● **SHORT TASK**: Give every line again exactly as it appears, please, but not the pictures.

● **SOURCE RECORDS**:
----
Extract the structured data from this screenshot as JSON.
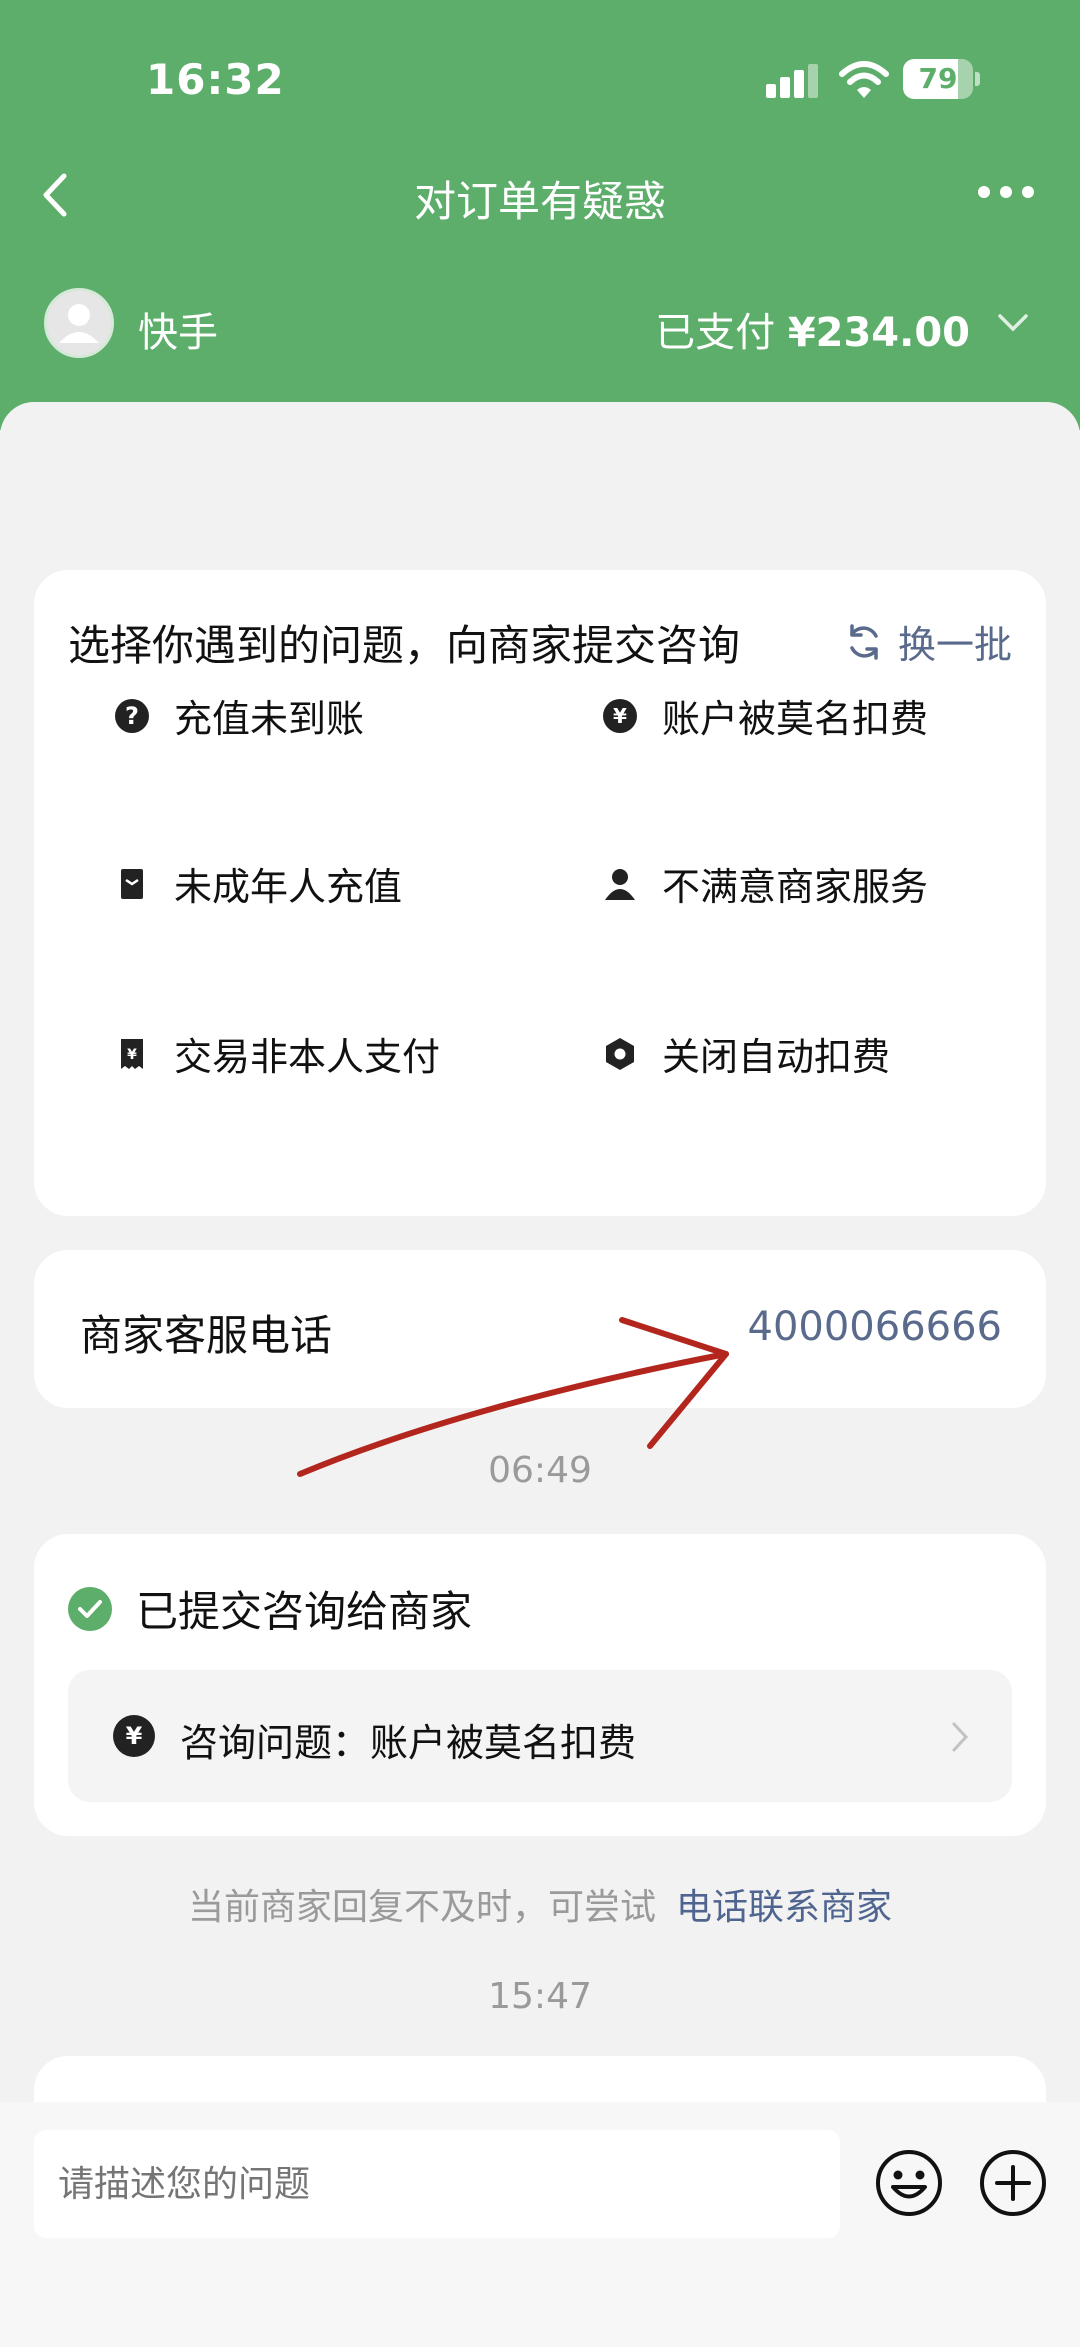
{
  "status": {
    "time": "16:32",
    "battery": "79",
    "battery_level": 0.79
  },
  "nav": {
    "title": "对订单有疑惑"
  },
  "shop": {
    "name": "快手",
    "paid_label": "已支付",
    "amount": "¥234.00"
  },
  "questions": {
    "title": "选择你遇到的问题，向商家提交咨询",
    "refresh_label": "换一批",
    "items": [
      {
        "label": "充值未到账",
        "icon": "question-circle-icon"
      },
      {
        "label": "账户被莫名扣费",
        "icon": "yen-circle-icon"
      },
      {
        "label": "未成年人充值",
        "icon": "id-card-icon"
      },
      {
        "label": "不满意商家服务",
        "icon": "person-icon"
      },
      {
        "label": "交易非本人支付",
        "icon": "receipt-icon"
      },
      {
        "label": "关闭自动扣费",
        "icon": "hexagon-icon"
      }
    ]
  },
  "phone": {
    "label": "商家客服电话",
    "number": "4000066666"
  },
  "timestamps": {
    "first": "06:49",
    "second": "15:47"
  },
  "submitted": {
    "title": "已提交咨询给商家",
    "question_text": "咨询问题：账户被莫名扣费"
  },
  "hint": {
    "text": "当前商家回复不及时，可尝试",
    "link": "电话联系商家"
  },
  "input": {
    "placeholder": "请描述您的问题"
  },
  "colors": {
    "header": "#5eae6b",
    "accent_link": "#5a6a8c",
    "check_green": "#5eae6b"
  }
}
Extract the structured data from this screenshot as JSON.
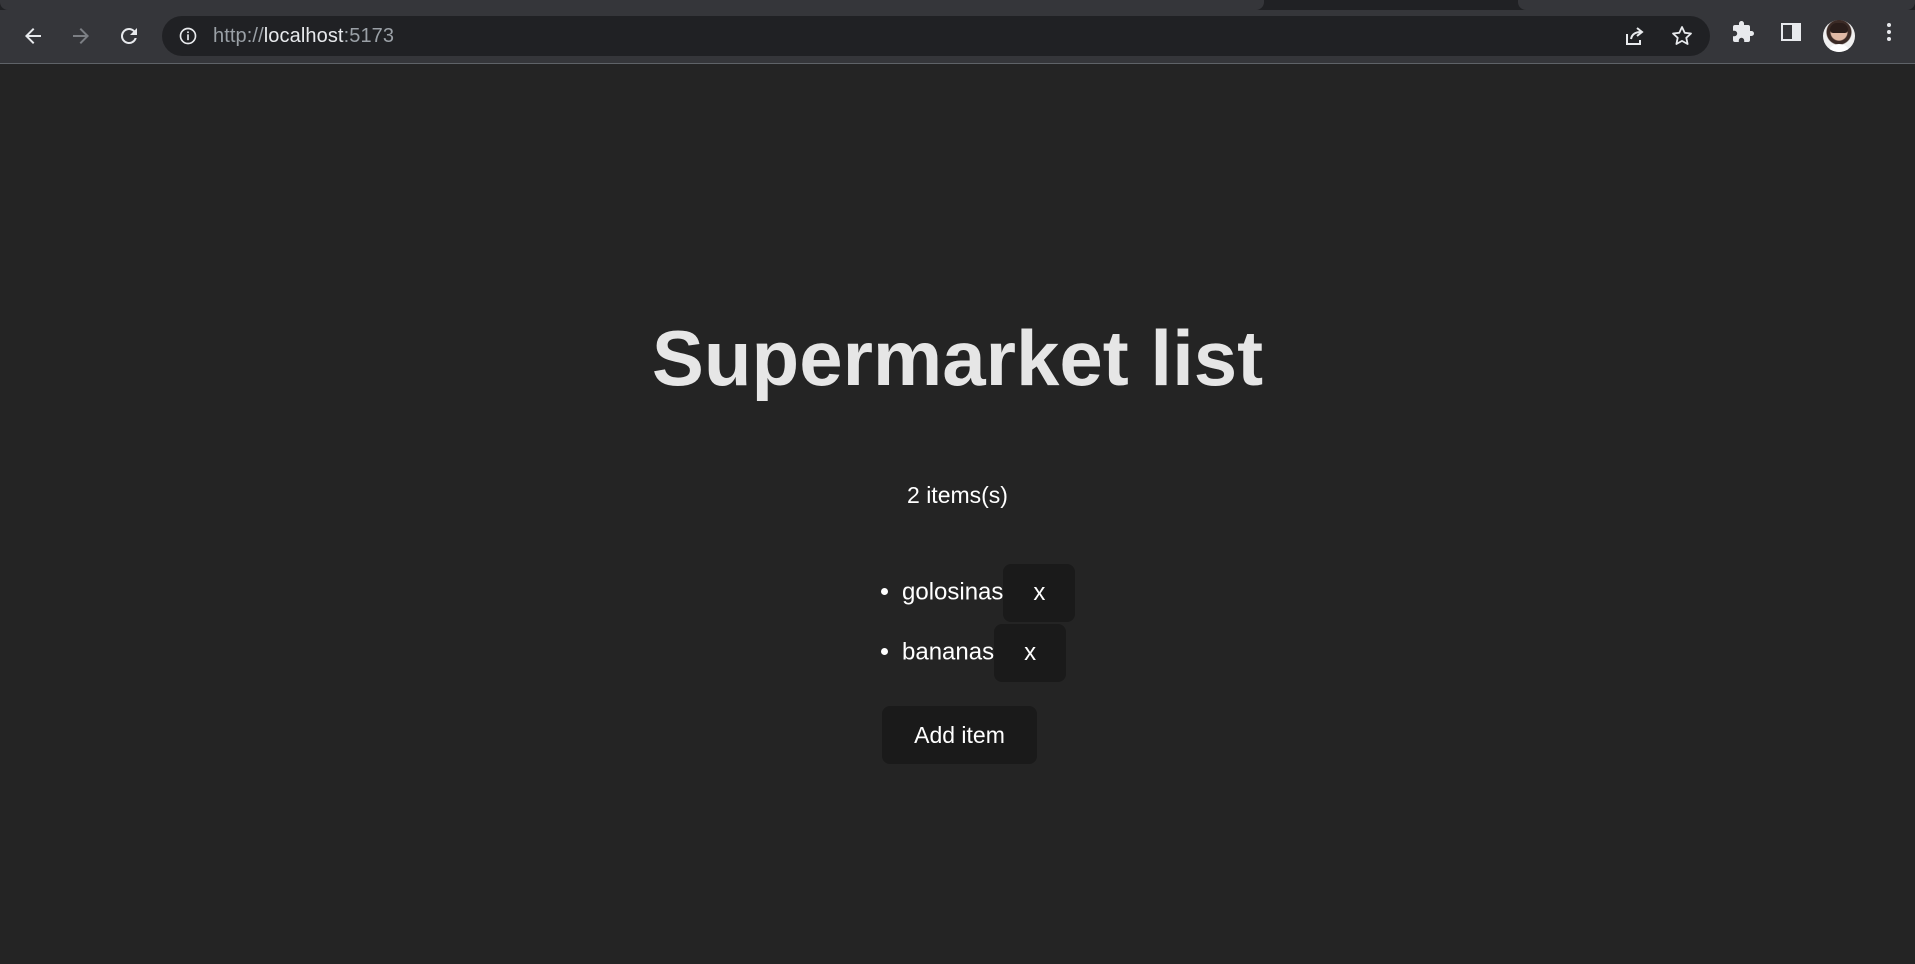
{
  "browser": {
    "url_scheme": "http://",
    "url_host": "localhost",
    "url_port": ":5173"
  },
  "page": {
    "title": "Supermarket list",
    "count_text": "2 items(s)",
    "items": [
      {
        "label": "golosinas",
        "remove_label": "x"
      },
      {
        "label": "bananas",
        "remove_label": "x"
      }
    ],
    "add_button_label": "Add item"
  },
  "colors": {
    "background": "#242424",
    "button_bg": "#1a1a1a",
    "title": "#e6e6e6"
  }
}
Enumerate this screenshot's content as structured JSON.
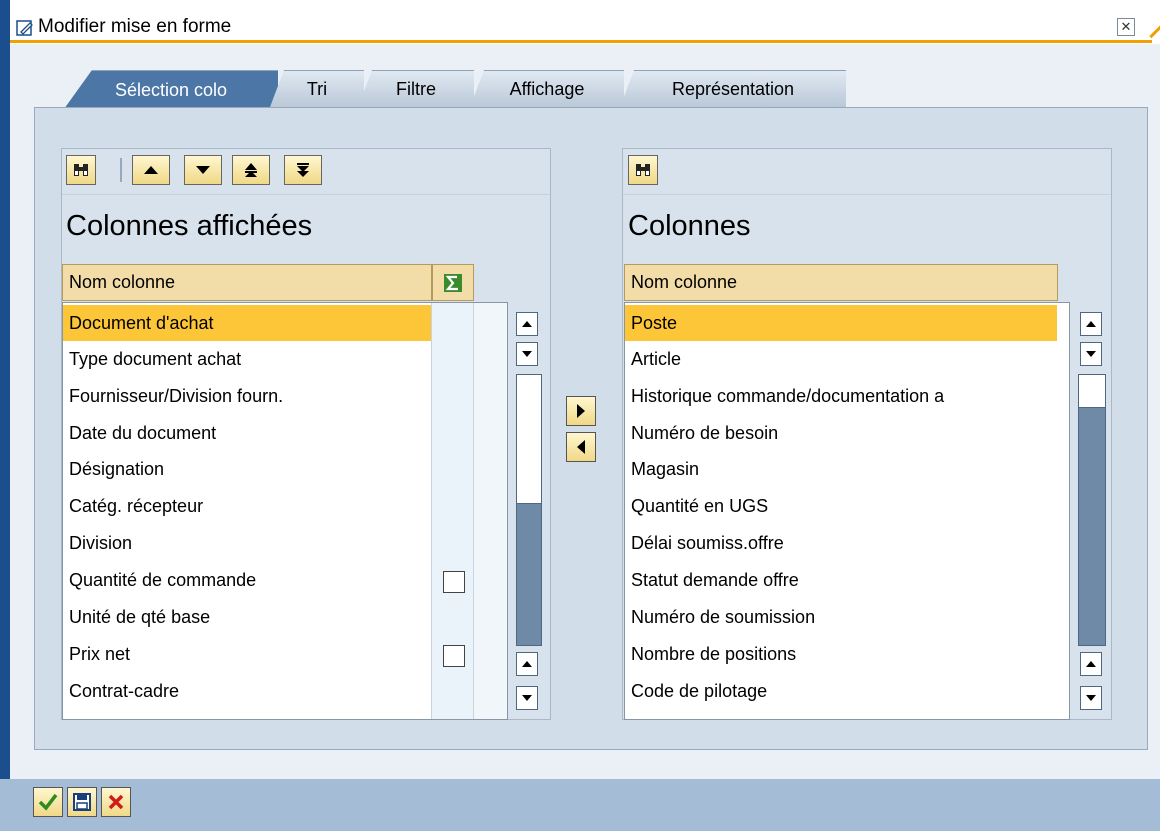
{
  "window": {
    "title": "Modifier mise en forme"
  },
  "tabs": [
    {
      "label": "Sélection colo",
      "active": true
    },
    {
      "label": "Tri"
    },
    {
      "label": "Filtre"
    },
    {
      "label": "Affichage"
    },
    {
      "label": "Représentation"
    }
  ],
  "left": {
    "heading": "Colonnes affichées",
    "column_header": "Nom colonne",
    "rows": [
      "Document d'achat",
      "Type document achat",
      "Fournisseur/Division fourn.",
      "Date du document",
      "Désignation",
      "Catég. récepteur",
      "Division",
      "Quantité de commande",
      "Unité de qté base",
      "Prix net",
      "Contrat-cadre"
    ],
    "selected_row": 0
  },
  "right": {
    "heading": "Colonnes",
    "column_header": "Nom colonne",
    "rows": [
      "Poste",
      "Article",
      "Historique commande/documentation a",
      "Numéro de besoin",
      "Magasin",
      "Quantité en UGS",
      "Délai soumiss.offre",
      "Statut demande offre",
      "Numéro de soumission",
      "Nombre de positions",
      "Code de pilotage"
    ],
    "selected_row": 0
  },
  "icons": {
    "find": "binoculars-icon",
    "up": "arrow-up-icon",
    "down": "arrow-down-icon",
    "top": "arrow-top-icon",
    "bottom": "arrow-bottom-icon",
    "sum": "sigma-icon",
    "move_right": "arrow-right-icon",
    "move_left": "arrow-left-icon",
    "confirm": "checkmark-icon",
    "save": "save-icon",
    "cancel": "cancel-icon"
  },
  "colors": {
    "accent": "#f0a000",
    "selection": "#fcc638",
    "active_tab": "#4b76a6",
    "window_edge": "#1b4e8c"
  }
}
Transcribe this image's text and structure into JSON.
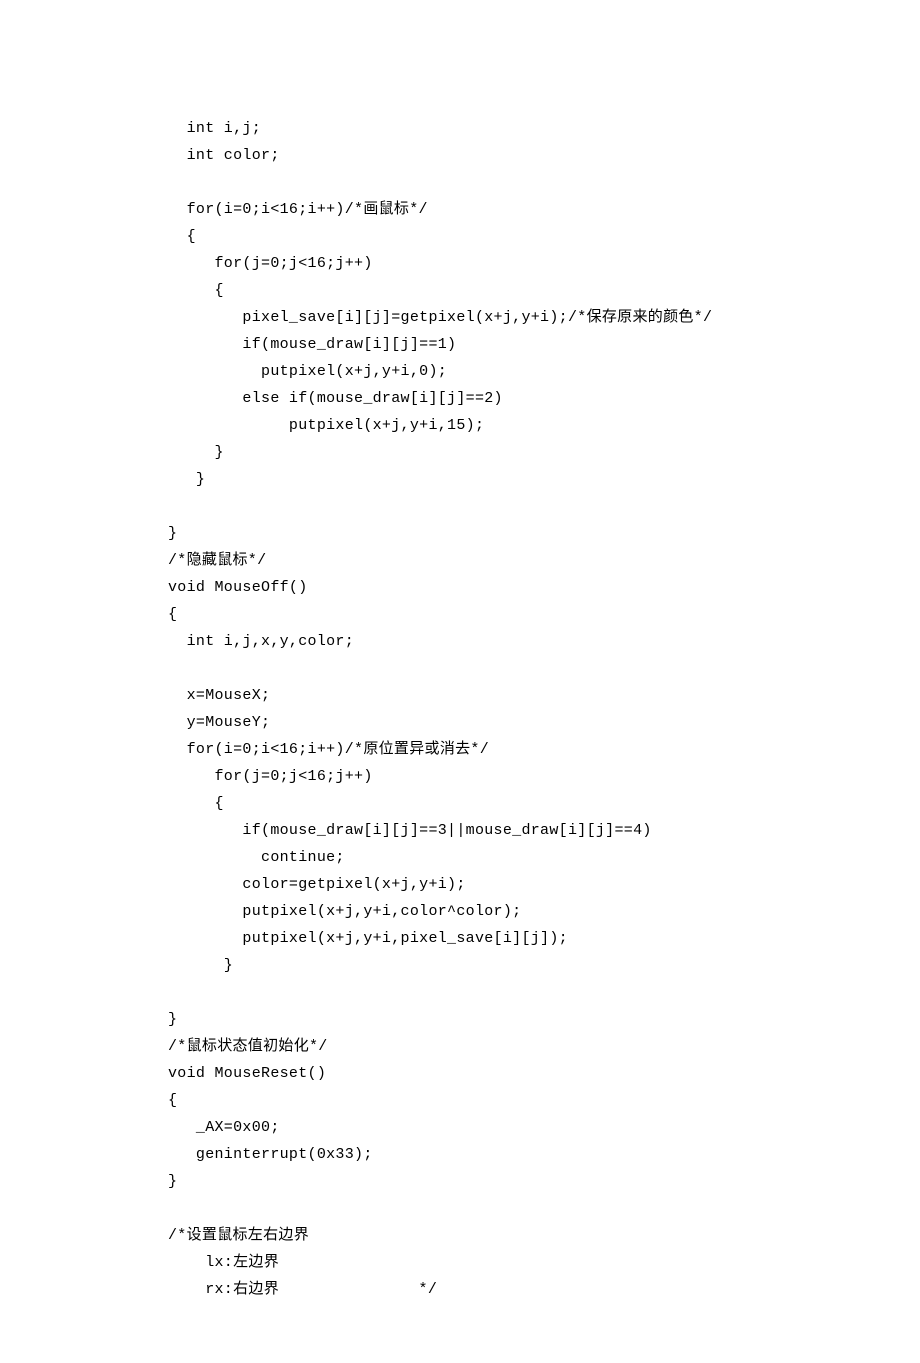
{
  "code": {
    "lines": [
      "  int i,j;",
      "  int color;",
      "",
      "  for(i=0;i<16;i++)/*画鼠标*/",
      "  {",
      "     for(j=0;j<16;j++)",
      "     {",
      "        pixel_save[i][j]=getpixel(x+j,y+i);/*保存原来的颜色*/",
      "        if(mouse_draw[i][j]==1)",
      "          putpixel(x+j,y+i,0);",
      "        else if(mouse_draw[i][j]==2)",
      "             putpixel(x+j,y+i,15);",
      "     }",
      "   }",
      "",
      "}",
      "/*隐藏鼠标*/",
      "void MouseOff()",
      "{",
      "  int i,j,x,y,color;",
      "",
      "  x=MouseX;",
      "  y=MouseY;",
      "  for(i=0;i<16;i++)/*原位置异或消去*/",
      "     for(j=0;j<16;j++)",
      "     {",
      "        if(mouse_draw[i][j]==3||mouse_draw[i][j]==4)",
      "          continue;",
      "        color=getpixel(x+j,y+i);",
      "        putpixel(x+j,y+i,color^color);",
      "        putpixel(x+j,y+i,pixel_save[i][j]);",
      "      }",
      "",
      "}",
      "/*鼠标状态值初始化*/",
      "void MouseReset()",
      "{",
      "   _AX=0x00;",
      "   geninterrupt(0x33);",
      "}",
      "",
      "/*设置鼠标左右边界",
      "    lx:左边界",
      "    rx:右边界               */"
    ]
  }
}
----
● **EXPECTED ANSWER**:
Extract the structured data from this screenshot as JSON.
{
  "status": {
    "time": "16:32",
    "battery": "79",
    "battery_level": 0.79
  },
  "nav": {
    "title": "对订单有疑惑"
  },
  "shop": {
    "name": "快手",
    "paid_label": "已支付",
    "amount": "¥234.00"
  },
  "questions": {
    "title": "选择你遇到的问题，向商家提交咨询",
    "refresh_label": "换一批",
    "items": [
      {
        "label": "充值未到账",
        "icon": "question-circle-icon"
      },
      {
        "label": "账户被莫名扣费",
        "icon": "yen-circle-icon"
      },
      {
        "label": "未成年人充值",
        "icon": "id-card-icon"
      },
      {
        "label": "不满意商家服务",
        "icon": "person-icon"
      },
      {
        "label": "交易非本人支付",
        "icon": "receipt-icon"
      },
      {
        "label": "关闭自动扣费",
        "icon": "hexagon-icon"
      }
    ]
  },
  "phone": {
    "label": "商家客服电话",
    "number": "4000066666"
  },
  "timestamps": {
    "first": "06:49",
    "second": "15:47"
  },
  "submitted": {
    "title": "已提交咨询给商家",
    "question_text": "咨询问题：账户被莫名扣费"
  },
  "hint": {
    "text": "当前商家回复不及时，可尝试",
    "link": "电话联系商家"
  },
  "input": {
    "placeholder": "请描述您的问题"
  },
  "colors": {
    "header": "#5eae6b",
    "accent_link": "#5a6a8c",
    "check_green": "#5eae6b"
  }
}
Extract the structured data from this screenshot as JSON.
{
  "browser": {
    "url_scheme": "http://",
    "url_host": "localhost",
    "url_port": ":5173"
  },
  "page": {
    "title": "Supermarket list",
    "count_text": "2 items(s)",
    "items": [
      {
        "label": "golosinas",
        "remove_label": "x"
      },
      {
        "label": "bananas",
        "remove_label": "x"
      }
    ],
    "add_button_label": "Add item"
  },
  "colors": {
    "background": "#242424",
    "button_bg": "#1a1a1a",
    "title": "#e6e6e6"
  }
}
Enumerate this screenshot's content as structured JSON.
{
  "window": {
    "title": "Modifier mise en forme"
  },
  "tabs": [
    {
      "label": "Sélection colo",
      "active": true
    },
    {
      "label": "Tri"
    },
    {
      "label": "Filtre"
    },
    {
      "label": "Affichage"
    },
    {
      "label": "Représentation"
    }
  ],
  "left": {
    "heading": "Colonnes affichées",
    "column_header": "Nom colonne",
    "rows": [
      "Document d'achat",
      "Type document achat",
      "Fournisseur/Division fourn.",
      "Date du document",
      "Désignation",
      "Catég. récepteur",
      "Division",
      "Quantité de commande",
      "Unité de qté base",
      "Prix net",
      "Contrat-cadre"
    ],
    "selected_row": 0
  },
  "right": {
    "heading": "Colonnes",
    "column_header": "Nom colonne",
    "rows": [
      "Poste",
      "Article",
      "Historique commande/documentation a",
      "Numéro de besoin",
      "Magasin",
      "Quantité en UGS",
      "Délai soumiss.offre",
      "Statut demande offre",
      "Numéro de soumission",
      "Nombre de positions",
      "Code de pilotage"
    ],
    "selected_row": 0
  },
  "icons": {
    "find": "binoculars-icon",
    "up": "arrow-up-icon",
    "down": "arrow-down-icon",
    "top": "arrow-top-icon",
    "bottom": "arrow-bottom-icon",
    "sum": "sigma-icon",
    "move_right": "arrow-right-icon",
    "move_left": "arrow-left-icon",
    "confirm": "checkmark-icon",
    "save": "save-icon",
    "cancel": "cancel-icon"
  },
  "colors": {
    "accent": "#f0a000",
    "selection": "#fcc638",
    "active_tab": "#4b76a6",
    "window_edge": "#1b4e8c"
  }
}
Transcribe this image's text and structure into JSON.
{
  "code": {
    "lines": [
      "  int i,j;",
      "  int color;",
      "",
      "  for(i=0;i<16;i++)/*画鼠标*/",
      "  {",
      "     for(j=0;j<16;j++)",
      "     {",
      "        pixel_save[i][j]=getpixel(x+j,y+i);/*保存原来的颜色*/",
      "        if(mouse_draw[i][j]==1)",
      "          putpixel(x+j,y+i,0);",
      "        else if(mouse_draw[i][j]==2)",
      "             putpixel(x+j,y+i,15);",
      "     }",
      "   }",
      "",
      "}",
      "/*隐藏鼠标*/",
      "void MouseOff()",
      "{",
      "  int i,j,x,y,color;",
      "",
      "  x=MouseX;",
      "  y=MouseY;",
      "  for(i=0;i<16;i++)/*原位置异或消去*/",
      "     for(j=0;j<16;j++)",
      "     {",
      "        if(mouse_draw[i][j]==3||mouse_draw[i][j]==4)",
      "          continue;",
      "        color=getpixel(x+j,y+i);",
      "        putpixel(x+j,y+i,color^color);",
      "        putpixel(x+j,y+i,pixel_save[i][j]);",
      "      }",
      "",
      "}",
      "/*鼠标状态值初始化*/",
      "void MouseReset()",
      "{",
      "   _AX=0x00;",
      "   geninterrupt(0x33);",
      "}",
      "",
      "/*设置鼠标左右边界",
      "    lx:左边界",
      "    rx:右边界               */"
    ]
  }
}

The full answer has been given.